• Objective
Every entry must be duplicated precisely as written.

• Given information
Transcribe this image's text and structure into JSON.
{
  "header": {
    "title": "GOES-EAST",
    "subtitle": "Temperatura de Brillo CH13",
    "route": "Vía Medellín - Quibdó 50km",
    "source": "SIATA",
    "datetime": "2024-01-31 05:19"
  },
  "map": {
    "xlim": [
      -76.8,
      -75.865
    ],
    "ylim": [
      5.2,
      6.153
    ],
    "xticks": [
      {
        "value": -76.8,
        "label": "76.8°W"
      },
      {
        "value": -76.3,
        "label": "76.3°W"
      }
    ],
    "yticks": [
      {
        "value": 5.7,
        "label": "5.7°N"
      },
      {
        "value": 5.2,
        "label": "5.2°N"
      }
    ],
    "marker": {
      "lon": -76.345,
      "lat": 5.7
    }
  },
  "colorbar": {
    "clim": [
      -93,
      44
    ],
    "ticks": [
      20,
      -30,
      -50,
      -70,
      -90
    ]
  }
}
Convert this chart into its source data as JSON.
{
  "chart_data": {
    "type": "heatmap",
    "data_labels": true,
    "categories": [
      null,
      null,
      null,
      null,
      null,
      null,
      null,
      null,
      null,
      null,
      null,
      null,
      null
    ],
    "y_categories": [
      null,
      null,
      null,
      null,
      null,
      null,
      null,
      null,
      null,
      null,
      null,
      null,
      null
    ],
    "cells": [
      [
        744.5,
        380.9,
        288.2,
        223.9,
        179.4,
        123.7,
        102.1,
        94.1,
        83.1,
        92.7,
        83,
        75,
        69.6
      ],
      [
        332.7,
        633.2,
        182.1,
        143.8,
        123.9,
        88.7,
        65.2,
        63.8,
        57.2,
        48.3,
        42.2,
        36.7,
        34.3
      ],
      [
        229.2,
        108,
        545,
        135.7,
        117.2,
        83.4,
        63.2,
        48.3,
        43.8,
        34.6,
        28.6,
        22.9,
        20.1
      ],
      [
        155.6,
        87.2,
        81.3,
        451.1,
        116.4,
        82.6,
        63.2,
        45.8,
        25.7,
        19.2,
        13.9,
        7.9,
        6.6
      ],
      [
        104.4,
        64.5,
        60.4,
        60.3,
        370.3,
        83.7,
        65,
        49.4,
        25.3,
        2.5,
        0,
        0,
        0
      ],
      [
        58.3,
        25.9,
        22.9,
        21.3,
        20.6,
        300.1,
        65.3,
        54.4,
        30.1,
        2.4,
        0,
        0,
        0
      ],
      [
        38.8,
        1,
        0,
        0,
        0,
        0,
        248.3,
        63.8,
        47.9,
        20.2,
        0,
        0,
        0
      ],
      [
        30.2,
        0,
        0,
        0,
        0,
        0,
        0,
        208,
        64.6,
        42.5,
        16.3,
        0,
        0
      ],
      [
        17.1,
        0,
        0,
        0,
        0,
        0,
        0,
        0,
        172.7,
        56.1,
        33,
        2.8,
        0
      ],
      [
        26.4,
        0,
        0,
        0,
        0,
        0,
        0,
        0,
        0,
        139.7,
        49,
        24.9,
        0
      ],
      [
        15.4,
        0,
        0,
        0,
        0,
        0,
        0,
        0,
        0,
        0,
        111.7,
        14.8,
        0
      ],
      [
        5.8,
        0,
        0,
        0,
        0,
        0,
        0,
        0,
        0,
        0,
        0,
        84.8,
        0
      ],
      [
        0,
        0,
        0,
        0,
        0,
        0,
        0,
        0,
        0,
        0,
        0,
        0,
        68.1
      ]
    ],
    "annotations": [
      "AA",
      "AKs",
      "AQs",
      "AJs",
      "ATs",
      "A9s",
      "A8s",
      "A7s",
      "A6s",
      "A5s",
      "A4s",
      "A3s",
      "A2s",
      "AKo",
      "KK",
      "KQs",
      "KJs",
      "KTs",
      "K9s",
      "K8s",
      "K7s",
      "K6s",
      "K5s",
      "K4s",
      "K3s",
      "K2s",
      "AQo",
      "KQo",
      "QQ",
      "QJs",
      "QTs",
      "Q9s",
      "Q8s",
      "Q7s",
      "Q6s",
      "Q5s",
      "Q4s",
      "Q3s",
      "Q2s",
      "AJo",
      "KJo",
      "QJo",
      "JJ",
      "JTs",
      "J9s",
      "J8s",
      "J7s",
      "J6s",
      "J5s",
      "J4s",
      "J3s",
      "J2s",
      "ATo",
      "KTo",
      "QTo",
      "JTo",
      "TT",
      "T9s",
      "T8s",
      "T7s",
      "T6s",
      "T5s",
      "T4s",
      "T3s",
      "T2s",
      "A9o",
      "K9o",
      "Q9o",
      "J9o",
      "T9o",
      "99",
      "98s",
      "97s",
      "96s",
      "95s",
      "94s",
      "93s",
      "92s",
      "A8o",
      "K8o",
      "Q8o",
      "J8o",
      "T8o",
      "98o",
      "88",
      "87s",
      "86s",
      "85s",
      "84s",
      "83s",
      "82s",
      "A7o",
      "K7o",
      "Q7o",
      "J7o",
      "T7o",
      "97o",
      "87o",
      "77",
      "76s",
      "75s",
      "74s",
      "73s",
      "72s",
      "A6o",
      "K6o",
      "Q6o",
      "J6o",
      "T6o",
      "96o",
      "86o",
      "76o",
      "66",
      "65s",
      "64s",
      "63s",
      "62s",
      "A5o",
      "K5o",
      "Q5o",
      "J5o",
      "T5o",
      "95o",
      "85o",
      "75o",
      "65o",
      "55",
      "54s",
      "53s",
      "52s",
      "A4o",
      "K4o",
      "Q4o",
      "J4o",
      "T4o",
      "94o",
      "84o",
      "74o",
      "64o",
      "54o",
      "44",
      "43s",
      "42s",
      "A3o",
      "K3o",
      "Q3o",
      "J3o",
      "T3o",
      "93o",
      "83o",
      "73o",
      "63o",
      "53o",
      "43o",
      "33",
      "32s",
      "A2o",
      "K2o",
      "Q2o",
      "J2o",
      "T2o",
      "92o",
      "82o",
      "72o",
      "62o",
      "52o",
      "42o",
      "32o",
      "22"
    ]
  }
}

• Response
Transcribe this image's text and structure into JSON.
{
  "header": {
    "title": "GOES-EAST",
    "subtitle": "Temperatura de Brillo CH13",
    "route": "Vía Medellín - Quibdó 50km",
    "source": "SIATA",
    "datetime": "2024-01-31 05:19"
  },
  "map": {
    "xlim": [
      -76.8,
      -75.865
    ],
    "ylim": [
      5.2,
      6.153
    ],
    "xticks": [
      {
        "value": -76.8,
        "label": "76.8°W"
      },
      {
        "value": -76.3,
        "label": "76.3°W"
      }
    ],
    "yticks": [
      {
        "value": 5.7,
        "label": "5.7°N"
      },
      {
        "value": 5.2,
        "label": "5.2°N"
      }
    ],
    "marker": {
      "lon": -76.345,
      "lat": 5.7
    }
  },
  "colorbar": {
    "clim": [
      -93,
      44
    ],
    "ticks": [
      20,
      -30,
      -50,
      -70,
      -90
    ]
  }
}
Convert this chart into its source data as JSON.
{
  "chart_data": {
    "type": "heatmap",
    "data_labels": true,
    "categories": [
      null,
      null,
      null,
      null,
      null,
      null,
      null,
      null,
      null,
      null,
      null,
      null,
      null
    ],
    "y_categories": [
      null,
      null,
      null,
      null,
      null,
      null,
      null,
      null,
      null,
      null,
      null,
      null,
      null
    ],
    "cells": [
      [
        744.5,
        380.9,
        288.2,
        223.9,
        179.4,
        123.7,
        102.1,
        94.1,
        83.1,
        92.7,
        83,
        75,
        69.6
      ],
      [
        332.7,
        633.2,
        182.1,
        143.8,
        123.9,
        88.7,
        65.2,
        63.8,
        57.2,
        48.3,
        42.2,
        36.7,
        34.3
      ],
      [
        229.2,
        108,
        545,
        135.7,
        117.2,
        83.4,
        63.2,
        48.3,
        43.8,
        34.6,
        28.6,
        22.9,
        20.1
      ],
      [
        155.6,
        87.2,
        81.3,
        451.1,
        116.4,
        82.6,
        63.2,
        45.8,
        25.7,
        19.2,
        13.9,
        7.9,
        6.6
      ],
      [
        104.4,
        64.5,
        60.4,
        60.3,
        370.3,
        83.7,
        65,
        49.4,
        25.3,
        2.5,
        0,
        0,
        0
      ],
      [
        58.3,
        25.9,
        22.9,
        21.3,
        20.6,
        300.1,
        65.3,
        54.4,
        30.1,
        2.4,
        0,
        0,
        0
      ],
      [
        38.8,
        1,
        0,
        0,
        0,
        0,
        248.3,
        63.8,
        47.9,
        20.2,
        0,
        0,
        0
      ],
      [
        30.2,
        0,
        0,
        0,
        0,
        0,
        0,
        208,
        64.6,
        42.5,
        16.3,
        0,
        0
      ],
      [
        17.1,
        0,
        0,
        0,
        0,
        0,
        0,
        0,
        172.7,
        56.1,
        33,
        2.8,
        0
      ],
      [
        26.4,
        0,
        0,
        0,
        0,
        0,
        0,
        0,
        0,
        139.7,
        49,
        24.9,
        0
      ],
      [
        15.4,
        0,
        0,
        0,
        0,
        0,
        0,
        0,
        0,
        0,
        111.7,
        14.8,
        0
      ],
      [
        5.8,
        0,
        0,
        0,
        0,
        0,
        0,
        0,
        0,
        0,
        0,
        84.8,
        0
      ],
      [
        0,
        0,
        0,
        0,
        0,
        0,
        0,
        0,
        0,
        0,
        0,
        0,
        68.1
      ]
    ],
    "annotations": [
      "AA",
      "AKs",
      "AQs",
      "AJs",
      "ATs",
      "A9s",
      "A8s",
      "A7s",
      "A6s",
      "A5s",
      "A4s",
      "A3s",
      "A2s",
      "AKo",
      "KK",
      "KQs",
      "KJs",
      "KTs",
      "K9s",
      "K8s",
      "K7s",
      "K6s",
      "K5s",
      "K4s",
      "K3s",
      "K2s",
      "AQo",
      "KQo",
      "QQ",
      "QJs",
      "QTs",
      "Q9s",
      "Q8s",
      "Q7s",
      "Q6s",
      "Q5s",
      "Q4s",
      "Q3s",
      "Q2s",
      "AJo",
      "KJo",
      "QJo",
      "JJ",
      "JTs",
      "J9s",
      "J8s",
      "J7s",
      "J6s",
      "J5s",
      "J4s",
      "J3s",
      "J2s",
      "ATo",
      "KTo",
      "QTo",
      "JTo",
      "TT",
      "T9s",
      "T8s",
      "T7s",
      "T6s",
      "T5s",
      "T4s",
      "T3s",
      "T2s",
      "A9o",
      "K9o",
      "Q9o",
      "J9o",
      "T9o",
      "99",
      "98s",
      "97s",
      "96s",
      "95s",
      "94s",
      "93s",
      "92s",
      "A8o",
      "K8o",
      "Q8o",
      "J8o",
      "T8o",
      "98o",
      "88",
      "87s",
      "86s",
      "85s",
      "84s",
      "83s",
      "82s",
      "A7o",
      "K7o",
      "Q7o",
      "J7o",
      "T7o",
      "97o",
      "87o",
      "77",
      "76s",
      "75s",
      "74s",
      "73s",
      "72s",
      "A6o",
      "K6o",
      "Q6o",
      "J6o",
      "T6o",
      "96o",
      "86o",
      "76o",
      "66",
      "65s",
      "64s",
      "63s",
      "62s",
      "A5o",
      "K5o",
      "Q5o",
      "J5o",
      "T5o",
      "95o",
      "85o",
      "75o",
      "65o",
      "55",
      "54s",
      "53s",
      "52s",
      "A4o",
      "K4o",
      "Q4o",
      "J4o",
      "T4o",
      "94o",
      "84o",
      "74o",
      "64o",
      "54o",
      "44",
      "43s",
      "42s",
      "A3o",
      "K3o",
      "Q3o",
      "J3o",
      "T3o",
      "93o",
      "83o",
      "73o",
      "63o",
      "53o",
      "43o",
      "33",
      "32s",
      "A2o",
      "K2o",
      "Q2o",
      "J2o",
      "T2o",
      "92o",
      "82o",
      "72o",
      "62o",
      "52o",
      "42o",
      "32o",
      "22"
    ]
  }
}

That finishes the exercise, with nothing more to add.